__The problem__
Exclude the pictures; give every entry again exactly as written.

__Given information__

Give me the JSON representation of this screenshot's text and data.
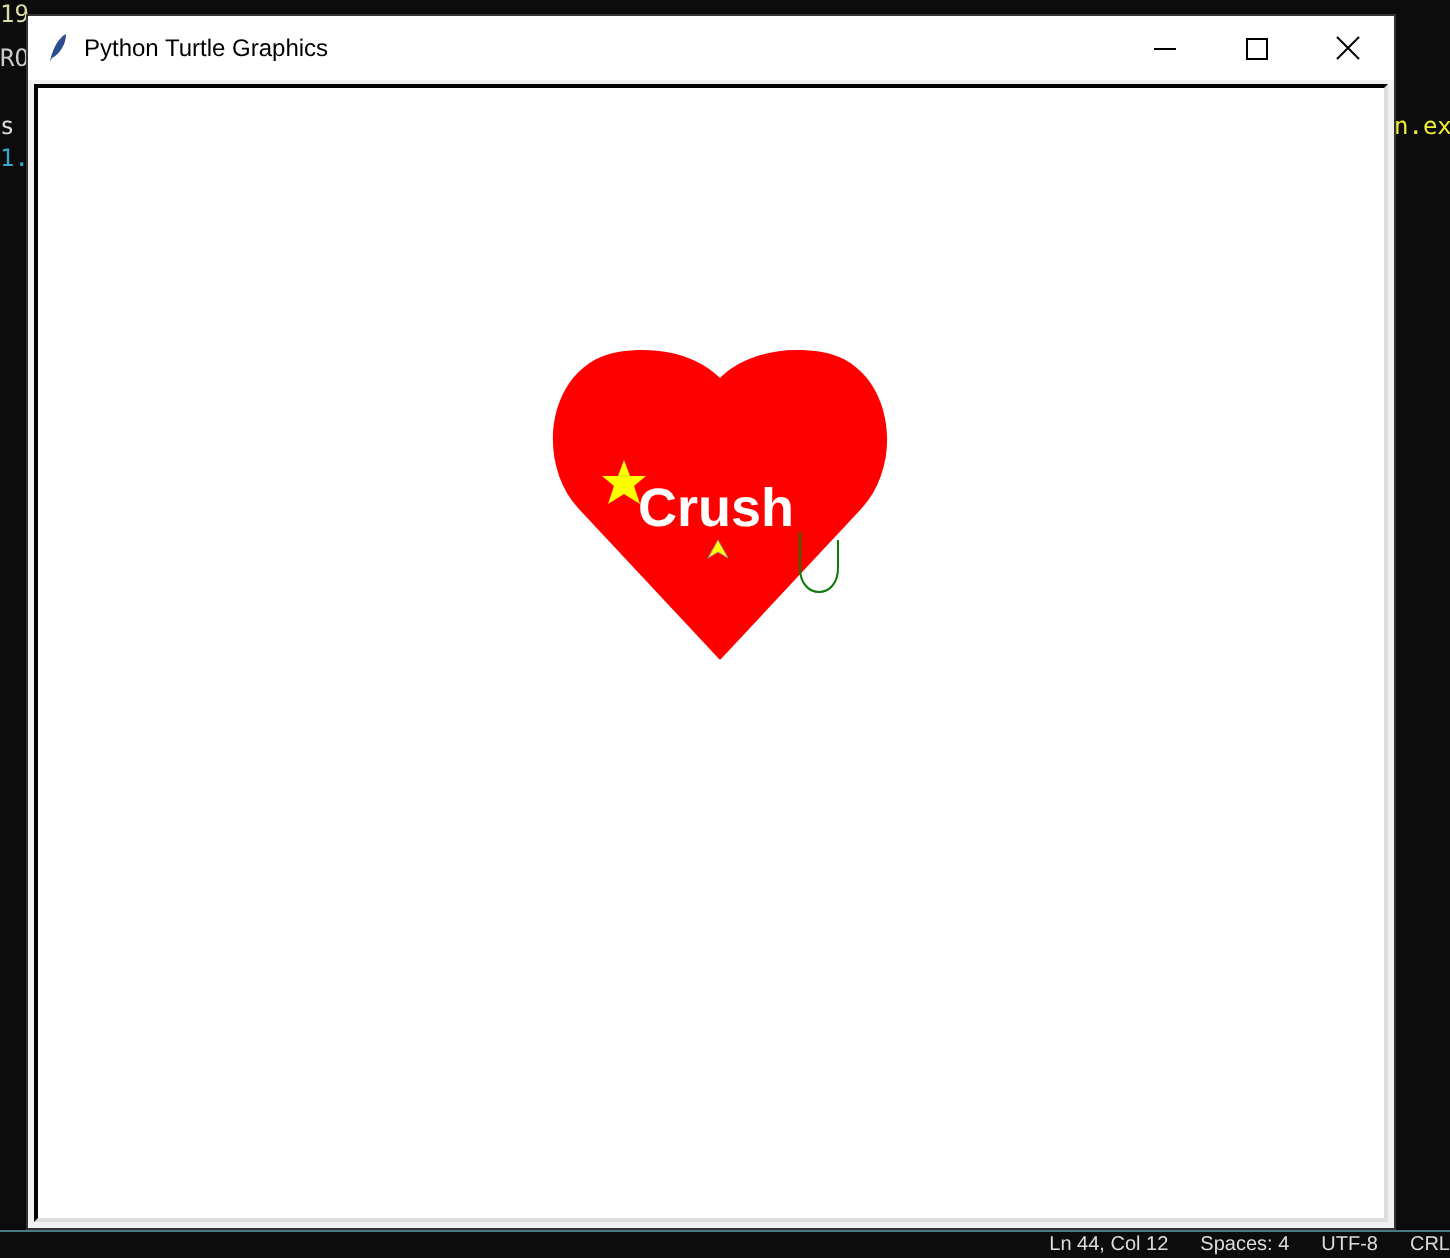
{
  "background_editor": {
    "fragments": [
      "19",
      "RO",
      "s",
      "1.",
      "n.ex"
    ]
  },
  "window": {
    "title": "Python Turtle Graphics"
  },
  "canvas": {
    "label": "Crush"
  },
  "status_bar": {
    "items": [
      "Ln 44, Col 12",
      "Spaces: 4",
      "UTF-8",
      "CRL"
    ]
  }
}
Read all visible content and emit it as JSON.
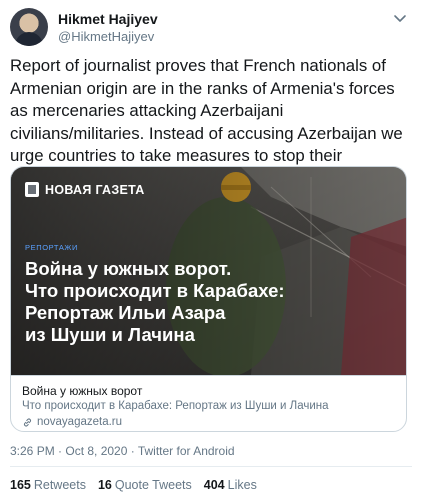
{
  "author": {
    "name": "Hikmet Hajiyev",
    "handle": "@HikmetHajiyev"
  },
  "tweet": {
    "text": "Report of journalist proves that French nationals of Armenian origin are in the ranks of Armenia's forces as mercenaries attacking Azerbaijani civilians/militaries. Instead of accusing Azerbaijan we urge countries to take measures to stop their nationals."
  },
  "card": {
    "brand": "НОВАЯ ГАЗЕТА",
    "section": "РЕПОРТАЖИ",
    "headline_lines": [
      "Война у южных ворот.",
      "Что происходит в Карабахе:",
      "Репортаж Ильи Азара",
      "из Шуши и Лачина"
    ],
    "title": "Война у южных ворот",
    "description": "Что происходит в Карабахе: Репортаж из Шуши и Лачина",
    "domain": "novayagazeta.ru"
  },
  "timestamp": "3:26 PM · Oct 8, 2020 · Twitter for Android",
  "stats": {
    "retweets_count": "165",
    "retweets_label": "Retweets",
    "quotes_count": "16",
    "quotes_label": "Quote Tweets",
    "likes_count": "404",
    "likes_label": "Likes"
  },
  "colors": {
    "link_blue": "#1da1f2",
    "section_blue": "#5aa1ff",
    "secondary_text": "#657786"
  }
}
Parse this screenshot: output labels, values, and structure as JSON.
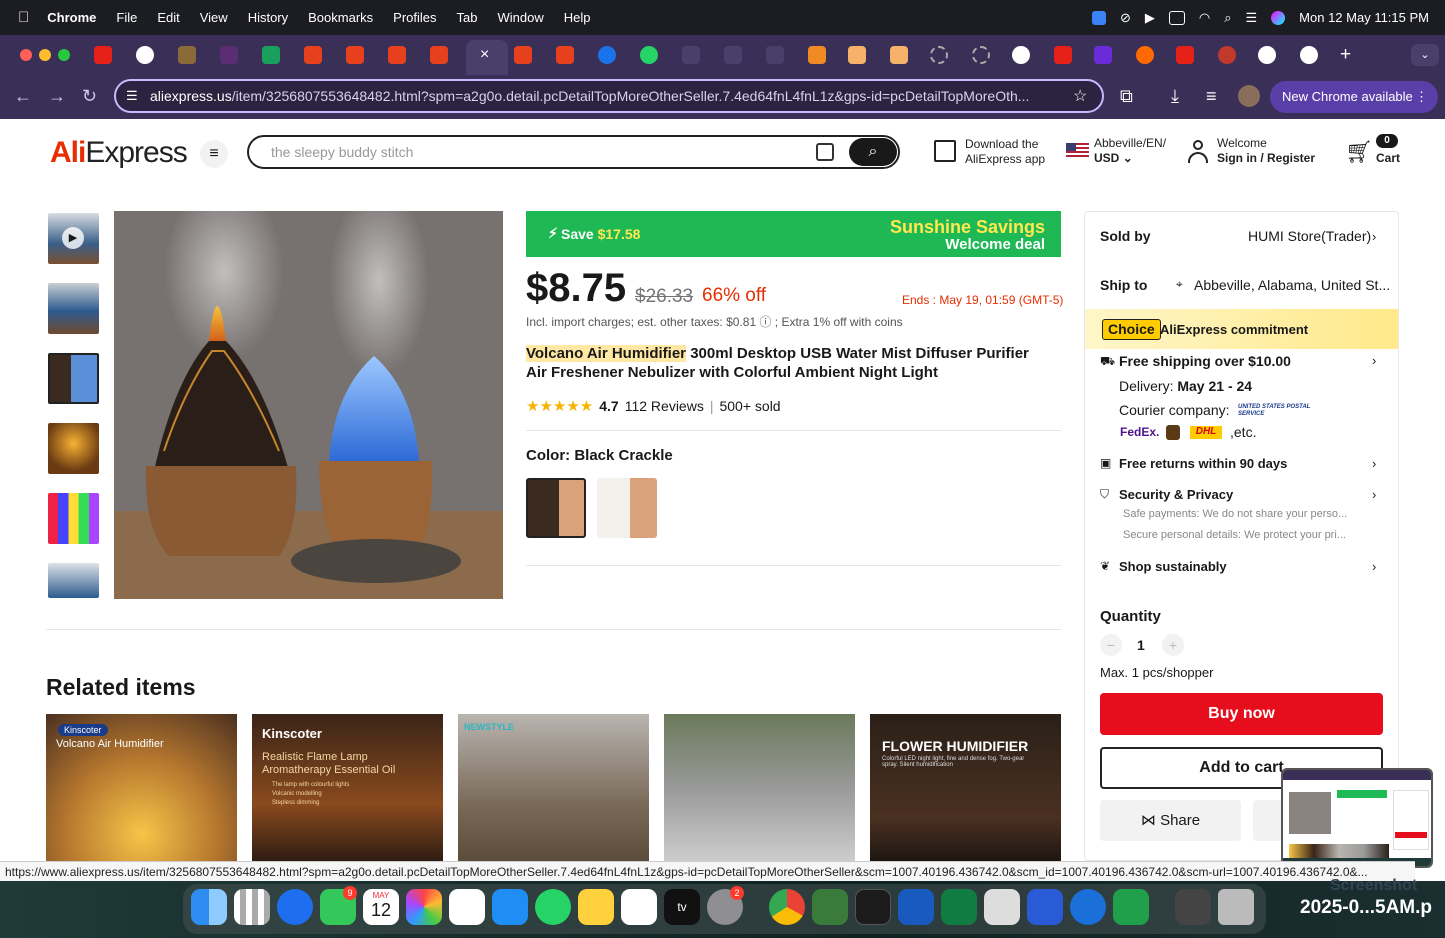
{
  "menubar": {
    "app": "Chrome",
    "items": [
      "File",
      "Edit",
      "View",
      "History",
      "Bookmarks",
      "Profiles",
      "Tab",
      "Window",
      "Help"
    ],
    "datetime": "Mon 12 May  11:15 PM"
  },
  "browser": {
    "url_host": "aliexpress.us",
    "url_rest": "/item/3256807553648482.html?spm=a2g0o.detail.pcDetailTopMoreOtherSeller.7.4ed64fnL4fnL1z&gps-id=pcDetailTopMoreOth...",
    "new_chrome": "New Chrome available",
    "status_url": "https://www.aliexpress.us/item/3256807553648482.html?spm=a2g0o.detail.pcDetailTopMoreOtherSeller.7.4ed64fnL4fnL1z&gps-id=pcDetailTopMoreOtherSeller&scm=1007.40196.436742.0&scm_id=1007.40196.436742.0&scm-url=1007.40196.436742.0&..."
  },
  "header": {
    "logo_a": "Ali",
    "logo_b": "Express",
    "search_placeholder": "the sleepy buddy stitch",
    "download_line1": "Download the",
    "download_line2": "AliExpress app",
    "region_line1": "Abbeville/EN/",
    "region_line2": "USD",
    "welcome": "Welcome",
    "signin": "Sign in / Register",
    "cart_count": "0",
    "cart_label": "Cart"
  },
  "product": {
    "banner_save_prefix": "Save ",
    "banner_save_amount": "$17.58",
    "banner_title": "Sunshine Savings",
    "banner_sub": "Welcome deal",
    "price": "$8.75",
    "old_price": "$26.33",
    "discount": "66% off",
    "ends": "Ends :  May 19, 01:59 (GMT-5)",
    "taxes": "Incl. import charges; est. other taxes: $0.81 ⓘ ; Extra 1% off with coins",
    "title_highlight": "Volcano Air Humidifier",
    "title_rest": " 300ml Desktop USB Water Mist Diffuser Purifier Air Freshener Nebulizer with Colorful Ambient Night Light",
    "rating": "4.7",
    "reviews": "112 Reviews",
    "sold": "500+ sold",
    "color_label": "Color: Black Crackle"
  },
  "related": {
    "heading": "Related items",
    "cards": [
      {
        "brand": "Kinscoter",
        "caption": "Volcano Air Humidifier"
      },
      {
        "brand": "Kinscoter",
        "caption": "Realistic Flame Lamp Aromatherapy Essential Oil",
        "bullets": [
          "The lamp with colourful lights",
          "Volcanic modelling",
          "Stepless dimming"
        ]
      },
      {
        "brand": "NEWSTYLE",
        "caption": ""
      },
      {
        "brand": "",
        "caption": ""
      },
      {
        "brand": "",
        "caption": "FLOWER HUMIDIFIER",
        "sub": "Colorful LED night light, fine and dense fog. Two-gear spray. Silent humidification"
      }
    ]
  },
  "sidebar": {
    "sold_by_label": "Sold by",
    "store": "HUMI Store(Trader)",
    "ship_to_label": "Ship to",
    "ship_to": "Abbeville, Alabama, United St...",
    "choice_badge": "Choice",
    "commitment": "AliExpress commitment",
    "free_shipping": "Free shipping over $10.00",
    "delivery_label": "Delivery: ",
    "delivery_date": "May 21 - 24",
    "courier_label": "Courier company:",
    "courier_usps": "UNITED STATES POSTAL SERVICE",
    "courier_fedex": "FedEx.",
    "courier_etc": ",etc.",
    "returns": "Free returns within 90 days",
    "security": "Security & Privacy",
    "security_1": "Safe payments: We do not share your perso...",
    "security_2": "Secure personal details: We protect your pri...",
    "sustain": "Shop sustainably",
    "quantity_label": "Quantity",
    "quantity": "1",
    "max": "Max. 1 pcs/shopper",
    "buy_now": "Buy now",
    "add_to_cart": "Add to cart",
    "share": "Share"
  },
  "dock": {
    "messages_badge": "9",
    "calendar_month": "MAY",
    "calendar_day": "12",
    "settings_badge": "2",
    "screenshot_label_1": "Screenshot",
    "screenshot_label_2": "2025-0...5AM.p"
  },
  "colors": {
    "brand_red": "#e62e04",
    "buy_red": "#e60d1d",
    "banner_green": "#1eb854",
    "tab_bar": "#3a2f57"
  }
}
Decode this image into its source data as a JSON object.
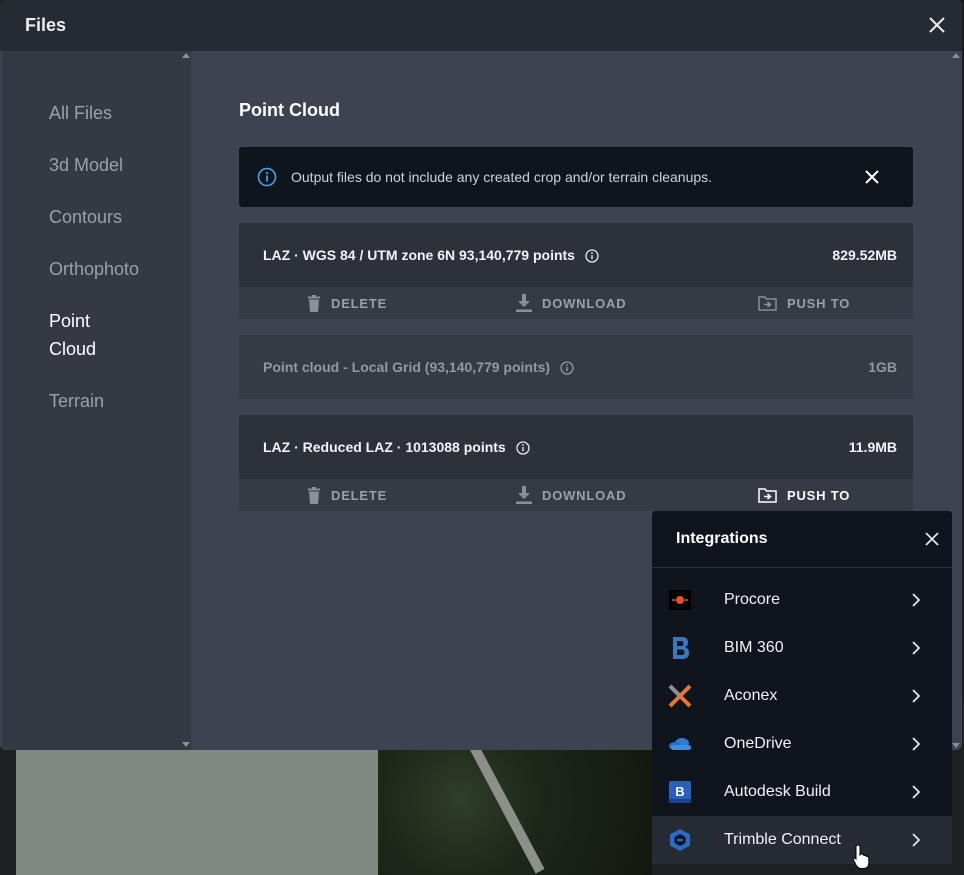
{
  "window": {
    "title": "Files"
  },
  "sidebar": {
    "items": [
      {
        "label": "All Files",
        "active": false
      },
      {
        "label": "3d Model",
        "active": false
      },
      {
        "label": "Contours",
        "active": false
      },
      {
        "label": "Orthophoto",
        "active": false
      },
      {
        "label": "Point Cloud",
        "active": true
      },
      {
        "label": "Terrain",
        "active": false
      }
    ]
  },
  "main": {
    "section_title": "Point Cloud",
    "banner": {
      "text": "Output files do not include any created crop and/or terrain cleanups.",
      "icon": "info-icon"
    },
    "files": [
      {
        "name": "LAZ · WGS 84 / UTM zone 6N 93,140,779 points",
        "size": "829.52MB",
        "has_actions": true
      },
      {
        "name": "Point cloud - Local Grid (93,140,779 points)",
        "size": "1GB",
        "has_actions": false
      },
      {
        "name": "LAZ · Reduced LAZ · 1013088 points",
        "size": "11.9MB",
        "has_actions": true
      }
    ],
    "actions": {
      "delete": "DELETE",
      "download": "DOWNLOAD",
      "push_to": "PUSH TO"
    }
  },
  "integrations": {
    "title": "Integrations",
    "items": [
      {
        "label": "Procore",
        "icon": "procore-logo-icon",
        "color": "#f04e23"
      },
      {
        "label": "BIM 360",
        "icon": "bim360-logo-icon",
        "color": "#3b78c3"
      },
      {
        "label": "Aconex",
        "icon": "aconex-logo-icon",
        "color": "#e8762d"
      },
      {
        "label": "OneDrive",
        "icon": "onedrive-logo-icon",
        "color": "#2f7bd8"
      },
      {
        "label": "Autodesk Build",
        "icon": "autodesk-build-logo-icon",
        "color": "#2a5fc2"
      },
      {
        "label": "Trimble Connect",
        "icon": "trimble-connect-logo-icon",
        "color": "#2a6bc8"
      }
    ]
  },
  "colors": {
    "window_bg": "#3d4350",
    "sidebar_bg": "#343944",
    "popup_bg": "#10151d",
    "info_blue": "#4aa3ea"
  }
}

__Complete output__
Give me the JSON representation of this screenshot's text and data.
{
  "background_editor": {
    "fragments": [
      "19",
      "RO",
      "s",
      "1.",
      "n.ex"
    ]
  },
  "window": {
    "title": "Python Turtle Graphics"
  },
  "canvas": {
    "label": "Crush"
  },
  "status_bar": {
    "items": [
      "Ln 44, Col 12",
      "Spaces: 4",
      "UTF-8",
      "CRL"
    ]
  }
}
Read all visible content and emit it as JSON.
{
  "author": {
    "name": "Hikmet Hajiyev",
    "handle": "@HikmetHajiyev"
  },
  "tweet": {
    "text": "Report of journalist proves that French nationals of Armenian origin are in the ranks of Armenia's forces as mercenaries attacking Azerbaijani civilians/militaries. Instead of accusing Azerbaijan we urge countries to take measures to stop their nationals."
  },
  "card": {
    "brand": "НОВАЯ ГАЗЕТА",
    "section": "РЕПОРТАЖИ",
    "headline_lines": [
      "Война у южных ворот.",
      "Что происходит в Карабахе:",
      "Репортаж Ильи Азара",
      "из Шуши и Лачина"
    ],
    "title": "Война у южных ворот",
    "description": "Что происходит в Карабахе: Репортаж из Шуши и Лачина",
    "domain": "novayagazeta.ru"
  },
  "timestamp": "3:26 PM · Oct 8, 2020 · Twitter for Android",
  "stats": {
    "retweets_count": "165",
    "retweets_label": "Retweets",
    "quotes_count": "16",
    "quotes_label": "Quote Tweets",
    "likes_count": "404",
    "likes_label": "Likes"
  },
  "colors": {
    "link_blue": "#1da1f2",
    "section_blue": "#5aa1ff",
    "secondary_text": "#657786"
  }
}
Parse this screenshot: output labels, values, and structure as JSON.
{
  "menubar": {
    "app": "Chrome",
    "items": [
      "File",
      "Edit",
      "View",
      "History",
      "Bookmarks",
      "Profiles",
      "Tab",
      "Window",
      "Help"
    ],
    "datetime": "Mon 12 May  11:15 PM"
  },
  "browser": {
    "url_host": "aliexpress.us",
    "url_rest": "/item/3256807553648482.html?spm=a2g0o.detail.pcDetailTopMoreOtherSeller.7.4ed64fnL4fnL1z&gps-id=pcDetailTopMoreOth...",
    "new_chrome": "New Chrome available",
    "status_url": "https://www.aliexpress.us/item/3256807553648482.html?spm=a2g0o.detail.pcDetailTopMoreOtherSeller.7.4ed64fnL4fnL1z&gps-id=pcDetailTopMoreOtherSeller&scm=1007.40196.436742.0&scm_id=1007.40196.436742.0&scm-url=1007.40196.436742.0&..."
  },
  "header": {
    "logo_a": "Ali",
    "logo_b": "Express",
    "search_placeholder": "the sleepy buddy stitch",
    "download_line1": "Download the",
    "download_line2": "AliExpress app",
    "region_line1": "Abbeville/EN/",
    "region_line2": "USD",
    "welcome": "Welcome",
    "signin": "Sign in / Register",
    "cart_count": "0",
    "cart_label": "Cart"
  },
  "product": {
    "banner_save_prefix": "Save ",
    "banner_save_amount": "$17.58",
    "banner_title": "Sunshine Savings",
    "banner_sub": "Welcome deal",
    "price": "$8.75",
    "old_price": "$26.33",
    "discount": "66% off",
    "ends": "Ends :  May 19, 01:59 (GMT-5)",
    "taxes": "Incl. import charges; est. other taxes: $0.81 ⓘ ; Extra 1% off with coins",
    "title_highlight": "Volcano Air Humidifier",
    "title_rest": " 300ml Desktop USB Water Mist Diffuser Purifier Air Freshener Nebulizer with Colorful Ambient Night Light",
    "rating": "4.7",
    "reviews": "112 Reviews",
    "sold": "500+ sold",
    "color_label": "Color: Black Crackle"
  },
  "related": {
    "heading": "Related items",
    "cards": [
      {
        "brand": "Kinscoter",
        "caption": "Volcano Air Humidifier"
      },
      {
        "brand": "Kinscoter",
        "caption": "Realistic Flame Lamp Aromatherapy Essential Oil",
        "bullets": [
          "The lamp with colourful lights",
          "Volcanic modelling",
          "Stepless dimming"
        ]
      },
      {
        "brand": "NEWSTYLE",
        "caption": ""
      },
      {
        "brand": "",
        "caption": ""
      },
      {
        "brand": "",
        "caption": "FLOWER HUMIDIFIER",
        "sub": "Colorful LED night light, fine and dense fog. Two-gear spray. Silent humidification"
      }
    ]
  },
  "sidebar": {
    "sold_by_label": "Sold by",
    "store": "HUMI Store(Trader)",
    "ship_to_label": "Ship to",
    "ship_to": "Abbeville, Alabama, United St...",
    "choice_badge": "Choice",
    "commitment": "AliExpress commitment",
    "free_shipping": "Free shipping over $10.00",
    "delivery_label": "Delivery: ",
    "delivery_date": "May 21 - 24",
    "courier_label": "Courier company:",
    "courier_usps": "UNITED STATES POSTAL SERVICE",
    "courier_fedex": "FedEx.",
    "courier_etc": ",etc.",
    "returns": "Free returns within 90 days",
    "security": "Security & Privacy",
    "security_1": "Safe payments: We do not share your perso...",
    "security_2": "Secure personal details: We protect your pri...",
    "sustain": "Shop sustainably",
    "quantity_label": "Quantity",
    "quantity": "1",
    "max": "Max. 1 pcs/shopper",
    "buy_now": "Buy now",
    "add_to_cart": "Add to cart",
    "share": "Share"
  },
  "dock": {
    "messages_badge": "9",
    "calendar_month": "MAY",
    "calendar_day": "12",
    "settings_badge": "2",
    "screenshot_label_1": "Screenshot",
    "screenshot_label_2": "2025-0...5AM.p"
  },
  "colors": {
    "brand_red": "#e62e04",
    "buy_red": "#e60d1d",
    "banner_green": "#1eb854",
    "tab_bar": "#3a2f57"
  }
}
Decode this image into its source data as a JSON object.
{
  "window": {
    "title": "Files"
  },
  "sidebar": {
    "items": [
      {
        "label": "All Files",
        "active": false
      },
      {
        "label": "3d Model",
        "active": false
      },
      {
        "label": "Contours",
        "active": false
      },
      {
        "label": "Orthophoto",
        "active": false
      },
      {
        "label": "Point Cloud",
        "active": true
      },
      {
        "label": "Terrain",
        "active": false
      }
    ]
  },
  "main": {
    "section_title": "Point Cloud",
    "banner": {
      "text": "Output files do not include any created crop and/or terrain cleanups.",
      "icon": "info-icon"
    },
    "files": [
      {
        "name": "LAZ · WGS 84 / UTM zone 6N 93,140,779 points",
        "size": "829.52MB",
        "has_actions": true
      },
      {
        "name": "Point cloud - Local Grid (93,140,779 points)",
        "size": "1GB",
        "has_actions": false
      },
      {
        "name": "LAZ · Reduced LAZ · 1013088 points",
        "size": "11.9MB",
        "has_actions": true
      }
    ],
    "actions": {
      "delete": "DELETE",
      "download": "DOWNLOAD",
      "push_to": "PUSH TO"
    }
  },
  "integrations": {
    "title": "Integrations",
    "items": [
      {
        "label": "Procore",
        "icon": "procore-logo-icon",
        "color": "#f04e23"
      },
      {
        "label": "BIM 360",
        "icon": "bim360-logo-icon",
        "color": "#3b78c3"
      },
      {
        "label": "Aconex",
        "icon": "aconex-logo-icon",
        "color": "#e8762d"
      },
      {
        "label": "OneDrive",
        "icon": "onedrive-logo-icon",
        "color": "#2f7bd8"
      },
      {
        "label": "Autodesk Build",
        "icon": "autodesk-build-logo-icon",
        "color": "#2a5fc2"
      },
      {
        "label": "Trimble Connect",
        "icon": "trimble-connect-logo-icon",
        "color": "#2a6bc8"
      }
    ]
  },
  "colors": {
    "window_bg": "#3d4350",
    "sidebar_bg": "#343944",
    "popup_bg": "#10151d",
    "info_blue": "#4aa3ea"
  }
}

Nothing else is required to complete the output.